*Goal*: What follows is a set of records, each of which is to be written out exactly.

*Input for this task*:
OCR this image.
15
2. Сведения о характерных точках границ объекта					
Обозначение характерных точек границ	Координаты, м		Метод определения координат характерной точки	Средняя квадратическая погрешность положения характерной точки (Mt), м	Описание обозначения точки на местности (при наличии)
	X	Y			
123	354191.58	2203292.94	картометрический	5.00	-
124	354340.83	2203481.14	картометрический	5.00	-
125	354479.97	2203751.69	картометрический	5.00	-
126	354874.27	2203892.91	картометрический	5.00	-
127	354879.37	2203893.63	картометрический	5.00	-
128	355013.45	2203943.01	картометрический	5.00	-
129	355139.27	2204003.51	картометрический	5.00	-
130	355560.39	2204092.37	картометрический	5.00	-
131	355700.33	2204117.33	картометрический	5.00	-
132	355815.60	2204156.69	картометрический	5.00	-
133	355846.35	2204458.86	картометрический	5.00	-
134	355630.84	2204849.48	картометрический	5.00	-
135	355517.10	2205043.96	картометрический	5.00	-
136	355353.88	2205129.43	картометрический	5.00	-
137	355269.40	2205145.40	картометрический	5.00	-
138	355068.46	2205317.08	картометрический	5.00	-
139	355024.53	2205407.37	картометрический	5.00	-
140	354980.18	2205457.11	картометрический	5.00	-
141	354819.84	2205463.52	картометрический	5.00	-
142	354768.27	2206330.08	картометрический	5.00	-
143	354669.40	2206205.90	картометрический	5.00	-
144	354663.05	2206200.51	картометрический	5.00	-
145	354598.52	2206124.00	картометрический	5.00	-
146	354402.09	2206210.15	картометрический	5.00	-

*Solved problem*:
OCR this image.
15
2. Сведения о характерных точках границ объекта					
Обозначение характерных точек границ	Координаты, м		Метод определения координат характерной точки	Средняя квадратическая погрешность положения характерной точки (Mt), м	Описание обозначения точки на местности (при наличии)
	X	Y			
123	354191.58	2203292.94	картометрический	5.00	-
124	354340.83	2203481.14	картометрический	5.00	-
125	354479.97	2203751.69	картометрический	5.00	-
126	354874.27	2203892.91	картометрический	5.00	-
127	354879.37	2203893.63	картометрический	5.00	-
128	355013.45	2203943.01	картометрический	5.00	-
129	355139.27	2204003.51	картометрический	5.00	-
130	355560.39	2204092.37	картометрический	5.00	-
131	355700.33	2204117.33	картометрический	5.00	-
132	355815.60	2204156.69	картометрический	5.00	-
133	355846.35	2204458.86	картометрический	5.00	-
134	355630.84	2204849.48	картометрический	5.00	-
135	355517.10	2205043.96	картометрический	5.00	-
136	355353.88	2205129.43	картометрический	5.00	-
137	355269.40	2205145.40	картометрический	5.00	-
138	355068.46	2205317.08	картометрический	5.00	-
139	355024.53	2205407.37	картометрический	5.00	-
140	354980.18	2205457.11	картометрический	5.00	-
141	354819.84	2205463.52	картометрический	5.00	-
142	354768.27	2206330.08	картометрический	5.00	-
143	354669.40	2206205.90	картометрический	5.00	-
144	354663.05	2206200.51	картометрический	5.00	-
145	354598.52	2206124.00	картометрический	5.00	-
146	354402.09	2206210.15	картометрический	5.00	-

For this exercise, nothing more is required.